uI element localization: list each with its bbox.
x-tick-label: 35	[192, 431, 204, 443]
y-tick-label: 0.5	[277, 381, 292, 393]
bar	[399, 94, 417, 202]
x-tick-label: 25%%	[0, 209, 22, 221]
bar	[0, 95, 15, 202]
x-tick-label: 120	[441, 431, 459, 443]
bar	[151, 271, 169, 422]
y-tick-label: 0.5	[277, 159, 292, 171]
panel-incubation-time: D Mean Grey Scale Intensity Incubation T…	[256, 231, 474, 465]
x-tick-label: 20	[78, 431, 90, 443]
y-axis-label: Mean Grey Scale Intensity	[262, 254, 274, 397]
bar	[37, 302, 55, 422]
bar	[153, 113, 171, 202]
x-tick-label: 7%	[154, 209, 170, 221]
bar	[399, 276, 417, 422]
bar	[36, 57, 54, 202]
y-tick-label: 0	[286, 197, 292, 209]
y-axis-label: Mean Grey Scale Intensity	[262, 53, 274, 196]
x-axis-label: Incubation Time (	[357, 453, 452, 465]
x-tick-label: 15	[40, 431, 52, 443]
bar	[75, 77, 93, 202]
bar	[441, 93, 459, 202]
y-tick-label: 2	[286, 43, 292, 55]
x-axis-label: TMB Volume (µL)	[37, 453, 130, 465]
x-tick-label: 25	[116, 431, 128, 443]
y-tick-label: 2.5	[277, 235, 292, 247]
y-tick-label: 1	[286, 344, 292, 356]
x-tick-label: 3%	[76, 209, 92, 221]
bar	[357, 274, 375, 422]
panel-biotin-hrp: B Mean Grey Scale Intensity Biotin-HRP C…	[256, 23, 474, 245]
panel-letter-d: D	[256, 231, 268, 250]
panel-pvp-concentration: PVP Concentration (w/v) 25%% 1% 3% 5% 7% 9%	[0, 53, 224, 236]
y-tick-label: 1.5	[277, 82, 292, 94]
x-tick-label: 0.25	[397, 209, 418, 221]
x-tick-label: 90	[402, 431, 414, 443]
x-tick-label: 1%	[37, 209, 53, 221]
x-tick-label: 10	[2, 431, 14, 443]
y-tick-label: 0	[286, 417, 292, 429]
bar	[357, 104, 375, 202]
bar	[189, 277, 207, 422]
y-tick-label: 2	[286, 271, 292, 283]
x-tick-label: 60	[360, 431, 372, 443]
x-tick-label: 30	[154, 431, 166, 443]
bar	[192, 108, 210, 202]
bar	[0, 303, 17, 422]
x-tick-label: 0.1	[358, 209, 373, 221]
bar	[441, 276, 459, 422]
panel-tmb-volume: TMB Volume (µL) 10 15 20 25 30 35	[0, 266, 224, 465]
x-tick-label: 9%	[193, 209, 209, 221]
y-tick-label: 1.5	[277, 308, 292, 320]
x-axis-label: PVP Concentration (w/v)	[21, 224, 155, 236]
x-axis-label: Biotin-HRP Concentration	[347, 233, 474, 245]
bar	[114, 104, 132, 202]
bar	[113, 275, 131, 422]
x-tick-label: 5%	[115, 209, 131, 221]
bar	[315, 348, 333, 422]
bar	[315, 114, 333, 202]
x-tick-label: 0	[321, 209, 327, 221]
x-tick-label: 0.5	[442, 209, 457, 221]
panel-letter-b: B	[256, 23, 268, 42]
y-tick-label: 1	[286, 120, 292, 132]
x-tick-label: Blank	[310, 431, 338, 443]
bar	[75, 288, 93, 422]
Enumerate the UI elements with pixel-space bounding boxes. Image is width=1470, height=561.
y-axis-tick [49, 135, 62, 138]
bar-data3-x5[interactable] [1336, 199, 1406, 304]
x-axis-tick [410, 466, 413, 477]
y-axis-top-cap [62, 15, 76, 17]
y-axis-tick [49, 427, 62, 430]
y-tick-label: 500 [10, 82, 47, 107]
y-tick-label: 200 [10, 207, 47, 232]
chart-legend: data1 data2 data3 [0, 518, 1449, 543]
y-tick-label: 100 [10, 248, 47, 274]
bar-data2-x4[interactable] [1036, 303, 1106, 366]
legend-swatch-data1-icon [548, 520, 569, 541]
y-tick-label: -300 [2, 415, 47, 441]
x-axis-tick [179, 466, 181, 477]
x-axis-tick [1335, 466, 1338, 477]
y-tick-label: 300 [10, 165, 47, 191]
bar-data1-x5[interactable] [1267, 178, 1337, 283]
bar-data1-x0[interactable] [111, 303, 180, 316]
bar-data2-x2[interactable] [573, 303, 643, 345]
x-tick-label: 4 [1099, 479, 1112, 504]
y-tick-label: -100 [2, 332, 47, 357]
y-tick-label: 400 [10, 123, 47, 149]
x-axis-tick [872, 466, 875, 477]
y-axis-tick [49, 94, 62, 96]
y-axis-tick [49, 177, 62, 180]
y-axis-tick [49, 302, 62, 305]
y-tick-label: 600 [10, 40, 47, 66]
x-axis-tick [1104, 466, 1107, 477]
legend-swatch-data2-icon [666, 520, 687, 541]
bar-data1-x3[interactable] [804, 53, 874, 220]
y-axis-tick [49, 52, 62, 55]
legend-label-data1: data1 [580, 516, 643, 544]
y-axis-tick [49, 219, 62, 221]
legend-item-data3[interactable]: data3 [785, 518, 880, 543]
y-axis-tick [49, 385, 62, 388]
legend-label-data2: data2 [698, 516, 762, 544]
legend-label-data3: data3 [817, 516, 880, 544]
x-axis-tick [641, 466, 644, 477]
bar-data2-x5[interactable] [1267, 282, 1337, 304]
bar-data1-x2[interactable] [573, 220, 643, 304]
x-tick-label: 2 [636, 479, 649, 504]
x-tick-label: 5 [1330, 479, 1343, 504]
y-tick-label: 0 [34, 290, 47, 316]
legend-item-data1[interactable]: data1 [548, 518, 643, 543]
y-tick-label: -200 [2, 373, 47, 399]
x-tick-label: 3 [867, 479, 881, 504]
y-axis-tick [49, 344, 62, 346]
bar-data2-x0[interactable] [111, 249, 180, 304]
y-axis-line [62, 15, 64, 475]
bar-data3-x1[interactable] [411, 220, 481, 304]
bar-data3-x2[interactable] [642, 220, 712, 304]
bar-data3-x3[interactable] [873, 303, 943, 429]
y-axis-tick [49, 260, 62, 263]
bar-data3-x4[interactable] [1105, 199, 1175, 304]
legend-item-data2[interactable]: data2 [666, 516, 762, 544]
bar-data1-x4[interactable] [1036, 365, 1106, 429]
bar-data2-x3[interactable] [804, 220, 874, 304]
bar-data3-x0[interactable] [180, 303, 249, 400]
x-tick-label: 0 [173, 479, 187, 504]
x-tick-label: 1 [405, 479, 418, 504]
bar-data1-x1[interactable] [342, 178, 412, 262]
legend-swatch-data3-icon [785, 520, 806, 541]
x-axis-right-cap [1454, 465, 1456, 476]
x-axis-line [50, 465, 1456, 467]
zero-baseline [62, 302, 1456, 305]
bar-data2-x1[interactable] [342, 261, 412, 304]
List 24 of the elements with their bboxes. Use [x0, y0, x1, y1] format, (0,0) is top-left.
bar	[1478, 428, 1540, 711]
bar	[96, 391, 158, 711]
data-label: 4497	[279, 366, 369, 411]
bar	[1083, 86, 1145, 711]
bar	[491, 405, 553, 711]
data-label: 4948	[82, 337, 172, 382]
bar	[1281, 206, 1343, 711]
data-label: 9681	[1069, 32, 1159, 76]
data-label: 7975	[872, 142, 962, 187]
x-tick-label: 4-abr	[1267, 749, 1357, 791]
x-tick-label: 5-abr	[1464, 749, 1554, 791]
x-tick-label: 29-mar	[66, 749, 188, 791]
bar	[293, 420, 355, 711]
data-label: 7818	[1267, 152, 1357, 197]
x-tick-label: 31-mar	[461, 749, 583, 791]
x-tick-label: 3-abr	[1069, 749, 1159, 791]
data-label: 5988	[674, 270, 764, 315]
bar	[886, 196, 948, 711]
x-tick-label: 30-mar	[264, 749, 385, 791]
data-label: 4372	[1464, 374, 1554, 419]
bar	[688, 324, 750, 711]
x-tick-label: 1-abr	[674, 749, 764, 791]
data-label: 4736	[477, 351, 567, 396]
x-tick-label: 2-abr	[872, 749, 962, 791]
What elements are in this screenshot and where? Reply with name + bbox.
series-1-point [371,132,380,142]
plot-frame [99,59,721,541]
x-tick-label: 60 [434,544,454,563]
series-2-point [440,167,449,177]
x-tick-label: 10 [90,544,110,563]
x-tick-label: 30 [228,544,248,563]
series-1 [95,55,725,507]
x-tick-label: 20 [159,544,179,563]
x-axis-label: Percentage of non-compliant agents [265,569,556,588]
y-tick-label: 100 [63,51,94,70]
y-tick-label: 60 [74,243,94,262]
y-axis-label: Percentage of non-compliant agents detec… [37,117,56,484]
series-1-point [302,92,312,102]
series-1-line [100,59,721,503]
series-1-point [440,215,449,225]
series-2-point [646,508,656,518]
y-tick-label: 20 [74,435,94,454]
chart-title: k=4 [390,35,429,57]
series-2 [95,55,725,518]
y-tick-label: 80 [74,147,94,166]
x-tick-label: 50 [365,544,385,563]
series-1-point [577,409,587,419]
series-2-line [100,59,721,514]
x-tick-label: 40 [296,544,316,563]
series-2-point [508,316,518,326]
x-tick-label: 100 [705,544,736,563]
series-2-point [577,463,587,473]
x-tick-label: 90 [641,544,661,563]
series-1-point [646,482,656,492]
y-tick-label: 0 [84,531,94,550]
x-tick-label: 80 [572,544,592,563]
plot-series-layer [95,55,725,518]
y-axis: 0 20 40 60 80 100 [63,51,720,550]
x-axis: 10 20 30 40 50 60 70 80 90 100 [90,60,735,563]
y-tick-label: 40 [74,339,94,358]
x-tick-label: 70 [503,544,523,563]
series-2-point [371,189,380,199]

──────

### To do
List every line above that contains the string "icon", treating uppercase and lowercase letters as different.

### Exercise solution
legend-swatch-data1-icon [548, 520, 569, 541]
legend-swatch-data2-icon [666, 520, 687, 541]
legend-swatch-data3-icon [785, 520, 806, 541]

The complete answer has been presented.